• **INPUT RECORDS**:

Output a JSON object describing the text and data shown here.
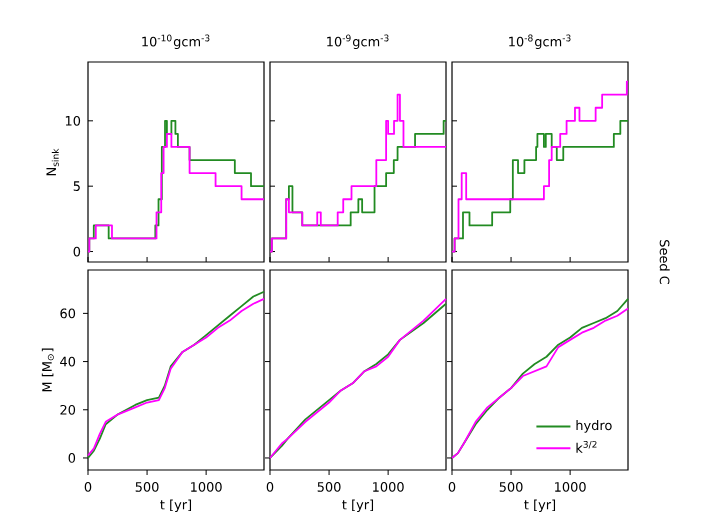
{
  "chart_data": [
    {
      "type": "step",
      "title": "10$^{-10}$gcm$^{-3}$",
      "ylabel": "N$_{sink}$",
      "xlim": [
        0,
        1490
      ],
      "ylim": [
        -0.8,
        14.5
      ],
      "xticks": [
        0,
        500,
        1000
      ],
      "yticks": [
        0,
        5,
        10
      ],
      "tick_labels": "y",
      "series": [
        {
          "color": "#228b22",
          "x": [
            0,
            11,
            49,
            175,
            570,
            597,
            625,
            652,
            668,
            706,
            740,
            761,
            860,
            1243,
            1380,
            1490
          ],
          "values": [
            0,
            1,
            2,
            1,
            2,
            4,
            8,
            10,
            9,
            10,
            9,
            8,
            7,
            6,
            5,
            5
          ]
        },
        {
          "color": "#ff00ff",
          "x": [
            0,
            11,
            66,
            203,
            580,
            620,
            640,
            668,
            706,
            761,
            860,
            1080,
            1300,
            1490
          ],
          "values": [
            0,
            1,
            2,
            1,
            3,
            6,
            8,
            9,
            8,
            8,
            6,
            5,
            4,
            4
          ]
        }
      ]
    },
    {
      "type": "step",
      "title": "10$^{-9}$gcm$^{-3}$",
      "xlim": [
        0,
        1490
      ],
      "ylim": [
        -0.8,
        14.5
      ],
      "xticks": [
        0,
        500,
        1000
      ],
      "yticks": [
        0,
        5,
        10
      ],
      "tick_labels": false,
      "series": [
        {
          "color": "#228b22",
          "x": [
            0,
            16,
            137,
            160,
            190,
            273,
            683,
            748,
            780,
            885,
            983,
            1048,
            1080,
            1228,
            1470,
            1490
          ],
          "values": [
            0,
            1,
            4,
            5,
            3,
            2,
            3,
            4,
            3,
            5,
            6,
            7,
            8,
            9,
            10,
            10
          ]
        },
        {
          "color": "#ff00ff",
          "x": [
            0,
            16,
            137,
            160,
            273,
            400,
            430,
            573,
            620,
            690,
            900,
            983,
            1000,
            1050,
            1080,
            1100,
            1130,
            1490
          ],
          "values": [
            0,
            1,
            4,
            3,
            2,
            3,
            2,
            3,
            4,
            5,
            7,
            10,
            9,
            10,
            12,
            10,
            8,
            8
          ]
        }
      ]
    },
    {
      "type": "step",
      "title": "10$^{-8}$gcm$^{-3}$",
      "xlim": [
        0,
        1490
      ],
      "ylim": [
        -0.8,
        14.5
      ],
      "xticks": [
        0,
        500,
        1000
      ],
      "yticks": [
        0,
        5,
        10
      ],
      "tick_labels": false,
      "annotations": [
        "Seed C"
      ],
      "series": [
        {
          "color": "#228b22",
          "x": [
            0,
            22,
            93,
            148,
            340,
            493,
            515,
            559,
            613,
            712,
            723,
            778,
            794,
            844,
            887,
            942,
            1370,
            1425,
            1490
          ],
          "values": [
            0,
            1,
            3,
            2,
            3,
            4,
            7,
            6,
            7,
            8,
            9,
            8,
            9,
            8,
            7,
            8,
            9,
            10,
            10
          ]
        },
        {
          "color": "#ff00ff",
          "x": [
            0,
            22,
            55,
            82,
            120,
            778,
            822,
            844,
            916,
            970,
            1041,
            1079,
            1216,
            1271,
            1480,
            1490
          ],
          "values": [
            0,
            1,
            4,
            6,
            4,
            5,
            7,
            8,
            9,
            10,
            11,
            10,
            11,
            12,
            13,
            13
          ]
        }
      ]
    },
    {
      "type": "line",
      "xlabel": "t [yr]",
      "ylabel": "M [M$_{⊙}$]",
      "xlim": [
        0,
        1490
      ],
      "ylim": [
        -5,
        78
      ],
      "xticks": [
        0,
        500,
        1000
      ],
      "yticks": [
        0,
        20,
        40,
        60
      ],
      "series": [
        {
          "color": "#228b22",
          "x": [
            0,
            50,
            100,
            150,
            250,
            400,
            500,
            600,
            650,
            700,
            800,
            900,
            1000,
            1100,
            1200,
            1300,
            1400,
            1490
          ],
          "values": [
            0,
            3,
            8,
            14,
            18,
            22,
            24,
            25,
            30,
            38,
            44,
            47,
            51,
            55,
            59,
            63,
            67,
            69
          ]
        },
        {
          "color": "#ff00ff",
          "x": [
            0,
            50,
            100,
            150,
            250,
            400,
            500,
            600,
            650,
            700,
            800,
            900,
            1000,
            1100,
            1200,
            1300,
            1400,
            1490
          ],
          "values": [
            1,
            4,
            10,
            15,
            18,
            21,
            23,
            24,
            29,
            37,
            44,
            47,
            50,
            54,
            57,
            61,
            64,
            66
          ]
        }
      ]
    },
    {
      "type": "line",
      "xlabel": "t [yr]",
      "xlim": [
        0,
        1490
      ],
      "ylim": [
        -5,
        78
      ],
      "xticks": [
        0,
        500,
        1000
      ],
      "yticks": [
        0,
        20,
        40,
        60
      ],
      "tick_labels": "x",
      "series": [
        {
          "color": "#228b22",
          "x": [
            0,
            100,
            150,
            300,
            500,
            600,
            700,
            800,
            900,
            1000,
            1100,
            1300,
            1490
          ],
          "values": [
            0,
            5,
            8,
            16,
            24,
            28,
            31,
            36,
            39,
            43,
            49,
            56,
            64
          ]
        },
        {
          "color": "#ff00ff",
          "x": [
            0,
            100,
            150,
            300,
            500,
            600,
            700,
            800,
            900,
            1000,
            1100,
            1300,
            1490
          ],
          "values": [
            0,
            6,
            8,
            15,
            23,
            28,
            31,
            36,
            38,
            42,
            49,
            57,
            66
          ]
        }
      ]
    },
    {
      "type": "line",
      "xlabel": "t [yr]",
      "xlim": [
        0,
        1490
      ],
      "ylim": [
        -5,
        78
      ],
      "xticks": [
        0,
        500,
        1000
      ],
      "yticks": [
        0,
        20,
        40,
        60
      ],
      "tick_labels": "x",
      "legend": "bottom right",
      "series": [
        {
          "name": "hydro",
          "color": "#228b22",
          "x": [
            0,
            50,
            100,
            200,
            300,
            400,
            500,
            600,
            700,
            800,
            900,
            1000,
            1100,
            1200,
            1300,
            1400,
            1490
          ],
          "values": [
            0,
            2,
            6,
            14,
            20,
            25,
            29,
            35,
            39,
            42,
            47,
            50,
            54,
            56,
            58,
            61,
            66
          ]
        },
        {
          "name": "k$^{3/2}$",
          "color": "#ff00ff",
          "x": [
            0,
            50,
            100,
            200,
            300,
            400,
            500,
            600,
            700,
            800,
            900,
            1000,
            1100,
            1200,
            1300,
            1400,
            1490
          ],
          "values": [
            0,
            2,
            6,
            15,
            21,
            25,
            29,
            34,
            36,
            38,
            46,
            49,
            52,
            54,
            57,
            59,
            62
          ]
        }
      ]
    }
  ]
}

• **AIM**: Print each entry shown above with exact wording and no pictures.

• **IN RESPONSE**:
Output a JSON object describing the text and data shown here.
{
  "chart_data": [
    {
      "type": "step",
      "title": "10$^{-10}$gcm$^{-3}$",
      "ylabel": "N$_{sink}$",
      "xlim": [
        0,
        1490
      ],
      "ylim": [
        -0.8,
        14.5
      ],
      "xticks": [
        0,
        500,
        1000
      ],
      "yticks": [
        0,
        5,
        10
      ],
      "tick_labels": "y",
      "series": [
        {
          "color": "#228b22",
          "x": [
            0,
            11,
            49,
            175,
            570,
            597,
            625,
            652,
            668,
            706,
            740,
            761,
            860,
            1243,
            1380,
            1490
          ],
          "values": [
            0,
            1,
            2,
            1,
            2,
            4,
            8,
            10,
            9,
            10,
            9,
            8,
            7,
            6,
            5,
            5
          ]
        },
        {
          "color": "#ff00ff",
          "x": [
            0,
            11,
            66,
            203,
            580,
            620,
            640,
            668,
            706,
            761,
            860,
            1080,
            1300,
            1490
          ],
          "values": [
            0,
            1,
            2,
            1,
            3,
            6,
            8,
            9,
            8,
            8,
            6,
            5,
            4,
            4
          ]
        }
      ]
    },
    {
      "type": "step",
      "title": "10$^{-9}$gcm$^{-3}$",
      "xlim": [
        0,
        1490
      ],
      "ylim": [
        -0.8,
        14.5
      ],
      "xticks": [
        0,
        500,
        1000
      ],
      "yticks": [
        0,
        5,
        10
      ],
      "tick_labels": false,
      "series": [
        {
          "color": "#228b22",
          "x": [
            0,
            16,
            137,
            160,
            190,
            273,
            683,
            748,
            780,
            885,
            983,
            1048,
            1080,
            1228,
            1470,
            1490
          ],
          "values": [
            0,
            1,
            4,
            5,
            3,
            2,
            3,
            4,
            3,
            5,
            6,
            7,
            8,
            9,
            10,
            10
          ]
        },
        {
          "color": "#ff00ff",
          "x": [
            0,
            16,
            137,
            160,
            273,
            400,
            430,
            573,
            620,
            690,
            900,
            983,
            1000,
            1050,
            1080,
            1100,
            1130,
            1490
          ],
          "values": [
            0,
            1,
            4,
            3,
            2,
            3,
            2,
            3,
            4,
            5,
            7,
            10,
            9,
            10,
            12,
            10,
            8,
            8
          ]
        }
      ]
    },
    {
      "type": "step",
      "title": "10$^{-8}$gcm$^{-3}$",
      "xlim": [
        0,
        1490
      ],
      "ylim": [
        -0.8,
        14.5
      ],
      "xticks": [
        0,
        500,
        1000
      ],
      "yticks": [
        0,
        5,
        10
      ],
      "tick_labels": false,
      "annotations": [
        "Seed C"
      ],
      "series": [
        {
          "color": "#228b22",
          "x": [
            0,
            22,
            93,
            148,
            340,
            493,
            515,
            559,
            613,
            712,
            723,
            778,
            794,
            844,
            887,
            942,
            1370,
            1425,
            1490
          ],
          "values": [
            0,
            1,
            3,
            2,
            3,
            4,
            7,
            6,
            7,
            8,
            9,
            8,
            9,
            8,
            7,
            8,
            9,
            10,
            10
          ]
        },
        {
          "color": "#ff00ff",
          "x": [
            0,
            22,
            55,
            82,
            120,
            778,
            822,
            844,
            916,
            970,
            1041,
            1079,
            1216,
            1271,
            1480,
            1490
          ],
          "values": [
            0,
            1,
            4,
            6,
            4,
            5,
            7,
            8,
            9,
            10,
            11,
            10,
            11,
            12,
            13,
            13
          ]
        }
      ]
    },
    {
      "type": "line",
      "xlabel": "t [yr]",
      "ylabel": "M [M$_{⊙}$]",
      "xlim": [
        0,
        1490
      ],
      "ylim": [
        -5,
        78
      ],
      "xticks": [
        0,
        500,
        1000
      ],
      "yticks": [
        0,
        20,
        40,
        60
      ],
      "series": [
        {
          "color": "#228b22",
          "x": [
            0,
            50,
            100,
            150,
            250,
            400,
            500,
            600,
            650,
            700,
            800,
            900,
            1000,
            1100,
            1200,
            1300,
            1400,
            1490
          ],
          "values": [
            0,
            3,
            8,
            14,
            18,
            22,
            24,
            25,
            30,
            38,
            44,
            47,
            51,
            55,
            59,
            63,
            67,
            69
          ]
        },
        {
          "color": "#ff00ff",
          "x": [
            0,
            50,
            100,
            150,
            250,
            400,
            500,
            600,
            650,
            700,
            800,
            900,
            1000,
            1100,
            1200,
            1300,
            1400,
            1490
          ],
          "values": [
            1,
            4,
            10,
            15,
            18,
            21,
            23,
            24,
            29,
            37,
            44,
            47,
            50,
            54,
            57,
            61,
            64,
            66
          ]
        }
      ]
    },
    {
      "type": "line",
      "xlabel": "t [yr]",
      "xlim": [
        0,
        1490
      ],
      "ylim": [
        -5,
        78
      ],
      "xticks": [
        0,
        500,
        1000
      ],
      "yticks": [
        0,
        20,
        40,
        60
      ],
      "tick_labels": "x",
      "series": [
        {
          "color": "#228b22",
          "x": [
            0,
            100,
            150,
            300,
            500,
            600,
            700,
            800,
            900,
            1000,
            1100,
            1300,
            1490
          ],
          "values": [
            0,
            5,
            8,
            16,
            24,
            28,
            31,
            36,
            39,
            43,
            49,
            56,
            64
          ]
        },
        {
          "color": "#ff00ff",
          "x": [
            0,
            100,
            150,
            300,
            500,
            600,
            700,
            800,
            900,
            1000,
            1100,
            1300,
            1490
          ],
          "values": [
            0,
            6,
            8,
            15,
            23,
            28,
            31,
            36,
            38,
            42,
            49,
            57,
            66
          ]
        }
      ]
    },
    {
      "type": "line",
      "xlabel": "t [yr]",
      "xlim": [
        0,
        1490
      ],
      "ylim": [
        -5,
        78
      ],
      "xticks": [
        0,
        500,
        1000
      ],
      "yticks": [
        0,
        20,
        40,
        60
      ],
      "tick_labels": "x",
      "legend": "bottom right",
      "series": [
        {
          "name": "hydro",
          "color": "#228b22",
          "x": [
            0,
            50,
            100,
            200,
            300,
            400,
            500,
            600,
            700,
            800,
            900,
            1000,
            1100,
            1200,
            1300,
            1400,
            1490
          ],
          "values": [
            0,
            2,
            6,
            14,
            20,
            25,
            29,
            35,
            39,
            42,
            47,
            50,
            54,
            56,
            58,
            61,
            66
          ]
        },
        {
          "name": "k$^{3/2}$",
          "color": "#ff00ff",
          "x": [
            0,
            50,
            100,
            200,
            300,
            400,
            500,
            600,
            700,
            800,
            900,
            1000,
            1100,
            1200,
            1300,
            1400,
            1490
          ],
          "values": [
            0,
            2,
            6,
            15,
            21,
            25,
            29,
            34,
            36,
            38,
            46,
            49,
            52,
            54,
            57,
            59,
            62
          ]
        }
      ]
    }
  ]
}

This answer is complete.